Directions for this task ->
Tally up the lines carrying the string "Patent" and respond with only the resulting number.

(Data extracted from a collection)
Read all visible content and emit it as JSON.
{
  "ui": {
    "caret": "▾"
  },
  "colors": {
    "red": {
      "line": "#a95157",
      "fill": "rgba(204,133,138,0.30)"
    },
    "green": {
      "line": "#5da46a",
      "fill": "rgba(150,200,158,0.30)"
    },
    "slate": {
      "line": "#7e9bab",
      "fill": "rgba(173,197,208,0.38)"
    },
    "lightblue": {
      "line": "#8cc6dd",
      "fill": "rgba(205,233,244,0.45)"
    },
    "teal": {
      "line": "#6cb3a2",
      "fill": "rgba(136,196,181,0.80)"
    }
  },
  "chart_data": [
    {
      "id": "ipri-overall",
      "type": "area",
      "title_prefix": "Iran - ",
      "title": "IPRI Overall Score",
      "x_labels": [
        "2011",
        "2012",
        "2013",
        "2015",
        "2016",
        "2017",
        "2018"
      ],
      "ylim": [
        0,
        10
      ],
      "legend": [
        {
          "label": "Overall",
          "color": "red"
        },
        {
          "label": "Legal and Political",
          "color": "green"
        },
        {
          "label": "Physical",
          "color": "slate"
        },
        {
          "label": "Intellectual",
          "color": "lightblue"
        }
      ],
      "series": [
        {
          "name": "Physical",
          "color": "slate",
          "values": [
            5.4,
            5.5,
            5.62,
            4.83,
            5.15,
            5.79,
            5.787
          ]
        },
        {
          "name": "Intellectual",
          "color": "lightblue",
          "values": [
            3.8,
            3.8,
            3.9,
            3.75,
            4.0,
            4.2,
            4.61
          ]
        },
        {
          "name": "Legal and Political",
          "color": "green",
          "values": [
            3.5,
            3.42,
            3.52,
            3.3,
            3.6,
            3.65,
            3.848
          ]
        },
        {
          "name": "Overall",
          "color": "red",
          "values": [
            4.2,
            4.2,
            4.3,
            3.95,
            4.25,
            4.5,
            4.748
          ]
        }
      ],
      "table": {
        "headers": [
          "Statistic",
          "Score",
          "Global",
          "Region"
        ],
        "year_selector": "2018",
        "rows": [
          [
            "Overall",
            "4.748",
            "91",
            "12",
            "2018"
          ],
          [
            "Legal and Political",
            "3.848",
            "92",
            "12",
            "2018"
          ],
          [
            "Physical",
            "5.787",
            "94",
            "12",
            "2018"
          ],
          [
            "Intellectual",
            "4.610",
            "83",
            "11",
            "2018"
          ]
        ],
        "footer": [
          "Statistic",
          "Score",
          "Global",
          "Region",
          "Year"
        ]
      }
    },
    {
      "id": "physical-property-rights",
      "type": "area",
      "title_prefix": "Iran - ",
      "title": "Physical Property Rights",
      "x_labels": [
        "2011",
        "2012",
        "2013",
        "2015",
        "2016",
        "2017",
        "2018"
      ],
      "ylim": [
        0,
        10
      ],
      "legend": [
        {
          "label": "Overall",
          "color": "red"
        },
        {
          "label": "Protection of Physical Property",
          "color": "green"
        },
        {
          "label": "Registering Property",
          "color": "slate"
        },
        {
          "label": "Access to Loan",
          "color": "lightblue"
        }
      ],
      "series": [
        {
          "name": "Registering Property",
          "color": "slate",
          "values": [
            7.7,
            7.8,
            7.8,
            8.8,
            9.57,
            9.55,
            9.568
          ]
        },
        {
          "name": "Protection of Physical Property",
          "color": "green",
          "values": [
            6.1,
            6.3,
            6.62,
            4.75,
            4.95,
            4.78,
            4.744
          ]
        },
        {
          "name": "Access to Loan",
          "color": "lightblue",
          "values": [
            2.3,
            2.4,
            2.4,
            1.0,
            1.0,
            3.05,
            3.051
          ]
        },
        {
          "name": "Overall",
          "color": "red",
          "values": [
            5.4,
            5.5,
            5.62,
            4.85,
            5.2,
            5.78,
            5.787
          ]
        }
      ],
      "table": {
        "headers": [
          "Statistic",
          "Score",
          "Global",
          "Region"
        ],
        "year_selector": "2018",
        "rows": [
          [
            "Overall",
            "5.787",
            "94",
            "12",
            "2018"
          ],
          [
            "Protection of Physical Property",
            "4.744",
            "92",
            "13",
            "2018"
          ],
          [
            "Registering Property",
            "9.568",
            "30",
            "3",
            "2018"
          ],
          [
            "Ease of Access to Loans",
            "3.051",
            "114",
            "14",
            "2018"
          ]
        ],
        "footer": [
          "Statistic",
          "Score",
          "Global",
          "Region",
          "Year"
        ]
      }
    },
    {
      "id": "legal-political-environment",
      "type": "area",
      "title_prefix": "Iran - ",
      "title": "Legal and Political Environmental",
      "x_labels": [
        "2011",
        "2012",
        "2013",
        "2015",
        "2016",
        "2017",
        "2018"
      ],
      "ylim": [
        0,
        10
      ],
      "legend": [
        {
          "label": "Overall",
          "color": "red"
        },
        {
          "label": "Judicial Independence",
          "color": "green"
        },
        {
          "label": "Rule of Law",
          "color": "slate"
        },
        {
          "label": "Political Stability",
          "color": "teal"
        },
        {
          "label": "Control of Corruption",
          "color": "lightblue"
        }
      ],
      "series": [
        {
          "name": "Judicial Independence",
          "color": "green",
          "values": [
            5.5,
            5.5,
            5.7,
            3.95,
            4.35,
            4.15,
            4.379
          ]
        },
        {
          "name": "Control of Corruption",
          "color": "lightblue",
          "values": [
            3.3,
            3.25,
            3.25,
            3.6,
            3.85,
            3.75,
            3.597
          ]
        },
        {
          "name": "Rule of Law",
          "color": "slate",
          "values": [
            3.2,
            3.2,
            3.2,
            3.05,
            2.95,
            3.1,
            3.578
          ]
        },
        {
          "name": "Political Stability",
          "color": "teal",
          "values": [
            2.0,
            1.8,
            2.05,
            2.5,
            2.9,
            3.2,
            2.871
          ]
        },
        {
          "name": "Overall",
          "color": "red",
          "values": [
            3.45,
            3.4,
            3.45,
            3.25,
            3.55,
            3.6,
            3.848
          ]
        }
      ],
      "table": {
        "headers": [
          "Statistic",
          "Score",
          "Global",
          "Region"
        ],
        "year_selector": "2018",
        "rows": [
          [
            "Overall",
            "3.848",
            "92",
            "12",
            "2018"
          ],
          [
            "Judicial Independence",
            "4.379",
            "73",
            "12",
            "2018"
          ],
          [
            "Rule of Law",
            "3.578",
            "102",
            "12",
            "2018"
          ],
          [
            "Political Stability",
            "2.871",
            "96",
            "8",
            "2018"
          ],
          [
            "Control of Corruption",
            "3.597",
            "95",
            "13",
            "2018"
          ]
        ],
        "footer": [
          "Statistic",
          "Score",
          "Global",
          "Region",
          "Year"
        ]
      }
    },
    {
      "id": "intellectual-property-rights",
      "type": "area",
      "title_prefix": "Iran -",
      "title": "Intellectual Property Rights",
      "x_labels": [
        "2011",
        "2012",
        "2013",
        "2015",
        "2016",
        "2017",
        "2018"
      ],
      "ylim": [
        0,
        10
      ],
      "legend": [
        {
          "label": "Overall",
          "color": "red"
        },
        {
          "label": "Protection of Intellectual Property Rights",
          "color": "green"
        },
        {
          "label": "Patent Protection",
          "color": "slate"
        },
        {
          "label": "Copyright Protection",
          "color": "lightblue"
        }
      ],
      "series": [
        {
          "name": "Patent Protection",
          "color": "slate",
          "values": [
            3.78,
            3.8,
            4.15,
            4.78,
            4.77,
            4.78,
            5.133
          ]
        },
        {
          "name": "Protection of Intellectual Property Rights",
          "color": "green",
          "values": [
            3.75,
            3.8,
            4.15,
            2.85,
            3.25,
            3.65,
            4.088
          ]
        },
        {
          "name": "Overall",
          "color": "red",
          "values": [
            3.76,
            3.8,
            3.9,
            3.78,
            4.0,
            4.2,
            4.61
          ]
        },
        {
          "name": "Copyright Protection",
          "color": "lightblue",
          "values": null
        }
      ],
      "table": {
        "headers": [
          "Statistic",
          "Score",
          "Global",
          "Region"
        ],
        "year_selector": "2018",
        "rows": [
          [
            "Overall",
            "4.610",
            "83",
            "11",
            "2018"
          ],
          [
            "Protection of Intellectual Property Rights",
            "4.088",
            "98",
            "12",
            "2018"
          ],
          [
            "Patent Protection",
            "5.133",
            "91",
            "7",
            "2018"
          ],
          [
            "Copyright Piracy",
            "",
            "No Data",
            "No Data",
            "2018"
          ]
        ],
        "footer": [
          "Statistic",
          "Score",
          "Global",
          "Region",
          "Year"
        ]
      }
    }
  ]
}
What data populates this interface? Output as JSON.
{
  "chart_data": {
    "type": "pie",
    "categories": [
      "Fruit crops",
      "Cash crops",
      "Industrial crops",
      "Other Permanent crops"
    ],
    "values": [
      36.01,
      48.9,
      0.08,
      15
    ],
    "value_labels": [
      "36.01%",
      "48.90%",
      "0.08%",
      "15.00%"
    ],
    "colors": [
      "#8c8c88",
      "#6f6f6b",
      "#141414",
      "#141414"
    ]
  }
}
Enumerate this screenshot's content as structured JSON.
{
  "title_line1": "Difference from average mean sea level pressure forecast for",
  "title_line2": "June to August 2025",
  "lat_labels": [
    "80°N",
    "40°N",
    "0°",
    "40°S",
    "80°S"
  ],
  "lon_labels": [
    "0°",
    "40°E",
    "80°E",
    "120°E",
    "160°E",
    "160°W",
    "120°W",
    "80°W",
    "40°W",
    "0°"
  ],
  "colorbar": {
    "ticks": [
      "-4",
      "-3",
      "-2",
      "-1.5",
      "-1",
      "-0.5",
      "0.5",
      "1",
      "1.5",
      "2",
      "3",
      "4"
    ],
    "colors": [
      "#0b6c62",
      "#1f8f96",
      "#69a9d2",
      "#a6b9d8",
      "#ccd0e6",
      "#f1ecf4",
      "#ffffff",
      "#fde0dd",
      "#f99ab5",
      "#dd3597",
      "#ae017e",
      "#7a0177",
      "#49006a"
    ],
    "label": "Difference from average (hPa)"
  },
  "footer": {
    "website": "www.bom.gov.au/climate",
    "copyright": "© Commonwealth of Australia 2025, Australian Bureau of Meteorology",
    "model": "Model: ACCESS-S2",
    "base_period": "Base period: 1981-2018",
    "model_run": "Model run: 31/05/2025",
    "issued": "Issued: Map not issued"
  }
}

Complete answer ->
3